:: Work to be completed ::
Write out the whole of the material exactly.

:: Supplied material ::
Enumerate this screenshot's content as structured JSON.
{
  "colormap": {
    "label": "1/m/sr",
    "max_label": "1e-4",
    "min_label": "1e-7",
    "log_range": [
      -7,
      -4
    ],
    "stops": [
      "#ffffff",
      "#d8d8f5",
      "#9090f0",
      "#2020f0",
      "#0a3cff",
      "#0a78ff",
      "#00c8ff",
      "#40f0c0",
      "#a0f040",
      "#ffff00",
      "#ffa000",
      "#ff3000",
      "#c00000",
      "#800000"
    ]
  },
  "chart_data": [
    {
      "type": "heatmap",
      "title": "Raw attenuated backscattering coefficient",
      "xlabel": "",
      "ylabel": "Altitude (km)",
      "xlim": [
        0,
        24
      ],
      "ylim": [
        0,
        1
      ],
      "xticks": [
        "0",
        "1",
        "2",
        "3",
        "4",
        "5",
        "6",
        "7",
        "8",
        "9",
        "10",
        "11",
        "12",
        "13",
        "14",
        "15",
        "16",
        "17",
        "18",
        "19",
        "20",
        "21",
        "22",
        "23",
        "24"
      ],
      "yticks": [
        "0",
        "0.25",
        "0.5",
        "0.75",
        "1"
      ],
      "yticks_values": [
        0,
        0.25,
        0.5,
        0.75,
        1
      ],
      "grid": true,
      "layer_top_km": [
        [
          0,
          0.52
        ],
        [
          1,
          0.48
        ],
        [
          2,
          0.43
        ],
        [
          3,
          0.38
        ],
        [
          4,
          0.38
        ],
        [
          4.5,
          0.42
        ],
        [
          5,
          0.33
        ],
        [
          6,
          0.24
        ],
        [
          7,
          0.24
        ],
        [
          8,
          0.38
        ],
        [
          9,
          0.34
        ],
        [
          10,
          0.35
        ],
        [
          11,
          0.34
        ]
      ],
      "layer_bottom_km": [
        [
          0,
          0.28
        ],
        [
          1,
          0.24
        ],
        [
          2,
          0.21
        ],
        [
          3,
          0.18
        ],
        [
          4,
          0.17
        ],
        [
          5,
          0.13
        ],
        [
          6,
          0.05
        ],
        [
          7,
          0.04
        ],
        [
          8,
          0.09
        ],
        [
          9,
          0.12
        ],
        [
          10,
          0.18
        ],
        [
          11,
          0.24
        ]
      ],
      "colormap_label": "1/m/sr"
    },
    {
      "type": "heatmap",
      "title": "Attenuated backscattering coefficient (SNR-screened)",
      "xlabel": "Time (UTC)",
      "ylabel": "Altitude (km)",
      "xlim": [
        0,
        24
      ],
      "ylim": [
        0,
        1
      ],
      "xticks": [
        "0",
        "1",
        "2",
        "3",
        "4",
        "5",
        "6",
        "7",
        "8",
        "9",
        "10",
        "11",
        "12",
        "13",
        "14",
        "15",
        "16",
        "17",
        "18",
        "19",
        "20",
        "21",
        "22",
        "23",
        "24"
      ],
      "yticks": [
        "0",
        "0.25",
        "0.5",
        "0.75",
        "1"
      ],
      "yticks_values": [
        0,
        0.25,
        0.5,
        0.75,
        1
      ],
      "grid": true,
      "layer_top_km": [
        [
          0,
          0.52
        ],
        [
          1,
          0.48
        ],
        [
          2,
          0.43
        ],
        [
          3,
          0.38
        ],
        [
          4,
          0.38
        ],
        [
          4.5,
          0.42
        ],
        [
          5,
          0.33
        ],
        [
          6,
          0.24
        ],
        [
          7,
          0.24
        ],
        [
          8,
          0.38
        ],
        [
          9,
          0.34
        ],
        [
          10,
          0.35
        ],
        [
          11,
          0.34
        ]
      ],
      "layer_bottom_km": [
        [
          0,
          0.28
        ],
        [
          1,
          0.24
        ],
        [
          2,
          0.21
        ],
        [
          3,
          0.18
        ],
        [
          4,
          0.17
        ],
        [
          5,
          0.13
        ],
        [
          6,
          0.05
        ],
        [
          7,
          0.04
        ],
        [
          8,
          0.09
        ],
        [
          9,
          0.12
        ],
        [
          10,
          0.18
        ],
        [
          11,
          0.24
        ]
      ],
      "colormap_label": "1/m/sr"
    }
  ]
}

:: The answer ::
Enumerate this screenshot's content as structured JSON.
{
  "colormap": {
    "label": "1/m/sr",
    "max_label": "1e-4",
    "min_label": "1e-7",
    "log_range": [
      -7,
      -4
    ],
    "stops": [
      "#ffffff",
      "#d8d8f5",
      "#9090f0",
      "#2020f0",
      "#0a3cff",
      "#0a78ff",
      "#00c8ff",
      "#40f0c0",
      "#a0f040",
      "#ffff00",
      "#ffa000",
      "#ff3000",
      "#c00000",
      "#800000"
    ]
  },
  "chart_data": [
    {
      "type": "heatmap",
      "title": "Raw attenuated backscattering coefficient",
      "xlabel": "",
      "ylabel": "Altitude (km)",
      "xlim": [
        0,
        24
      ],
      "ylim": [
        0,
        1
      ],
      "xticks": [
        "0",
        "1",
        "2",
        "3",
        "4",
        "5",
        "6",
        "7",
        "8",
        "9",
        "10",
        "11",
        "12",
        "13",
        "14",
        "15",
        "16",
        "17",
        "18",
        "19",
        "20",
        "21",
        "22",
        "23",
        "24"
      ],
      "yticks": [
        "0",
        "0.25",
        "0.5",
        "0.75",
        "1"
      ],
      "yticks_values": [
        0,
        0.25,
        0.5,
        0.75,
        1
      ],
      "grid": true,
      "layer_top_km": [
        [
          0,
          0.52
        ],
        [
          1,
          0.48
        ],
        [
          2,
          0.43
        ],
        [
          3,
          0.38
        ],
        [
          4,
          0.38
        ],
        [
          4.5,
          0.42
        ],
        [
          5,
          0.33
        ],
        [
          6,
          0.24
        ],
        [
          7,
          0.24
        ],
        [
          8,
          0.38
        ],
        [
          9,
          0.34
        ],
        [
          10,
          0.35
        ],
        [
          11,
          0.34
        ]
      ],
      "layer_bottom_km": [
        [
          0,
          0.28
        ],
        [
          1,
          0.24
        ],
        [
          2,
          0.21
        ],
        [
          3,
          0.18
        ],
        [
          4,
          0.17
        ],
        [
          5,
          0.13
        ],
        [
          6,
          0.05
        ],
        [
          7,
          0.04
        ],
        [
          8,
          0.09
        ],
        [
          9,
          0.12
        ],
        [
          10,
          0.18
        ],
        [
          11,
          0.24
        ]
      ],
      "colormap_label": "1/m/sr"
    },
    {
      "type": "heatmap",
      "title": "Attenuated backscattering coefficient (SNR-screened)",
      "xlabel": "Time (UTC)",
      "ylabel": "Altitude (km)",
      "xlim": [
        0,
        24
      ],
      "ylim": [
        0,
        1
      ],
      "xticks": [
        "0",
        "1",
        "2",
        "3",
        "4",
        "5",
        "6",
        "7",
        "8",
        "9",
        "10",
        "11",
        "12",
        "13",
        "14",
        "15",
        "16",
        "17",
        "18",
        "19",
        "20",
        "21",
        "22",
        "23",
        "24"
      ],
      "yticks": [
        "0",
        "0.25",
        "0.5",
        "0.75",
        "1"
      ],
      "yticks_values": [
        0,
        0.25,
        0.5,
        0.75,
        1
      ],
      "grid": true,
      "layer_top_km": [
        [
          0,
          0.52
        ],
        [
          1,
          0.48
        ],
        [
          2,
          0.43
        ],
        [
          3,
          0.38
        ],
        [
          4,
          0.38
        ],
        [
          4.5,
          0.42
        ],
        [
          5,
          0.33
        ],
        [
          6,
          0.24
        ],
        [
          7,
          0.24
        ],
        [
          8,
          0.38
        ],
        [
          9,
          0.34
        ],
        [
          10,
          0.35
        ],
        [
          11,
          0.34
        ]
      ],
      "layer_bottom_km": [
        [
          0,
          0.28
        ],
        [
          1,
          0.24
        ],
        [
          2,
          0.21
        ],
        [
          3,
          0.18
        ],
        [
          4,
          0.17
        ],
        [
          5,
          0.13
        ],
        [
          6,
          0.05
        ],
        [
          7,
          0.04
        ],
        [
          8,
          0.09
        ],
        [
          9,
          0.12
        ],
        [
          10,
          0.18
        ],
        [
          11,
          0.24
        ]
      ],
      "colormap_label": "1/m/sr"
    }
  ]
}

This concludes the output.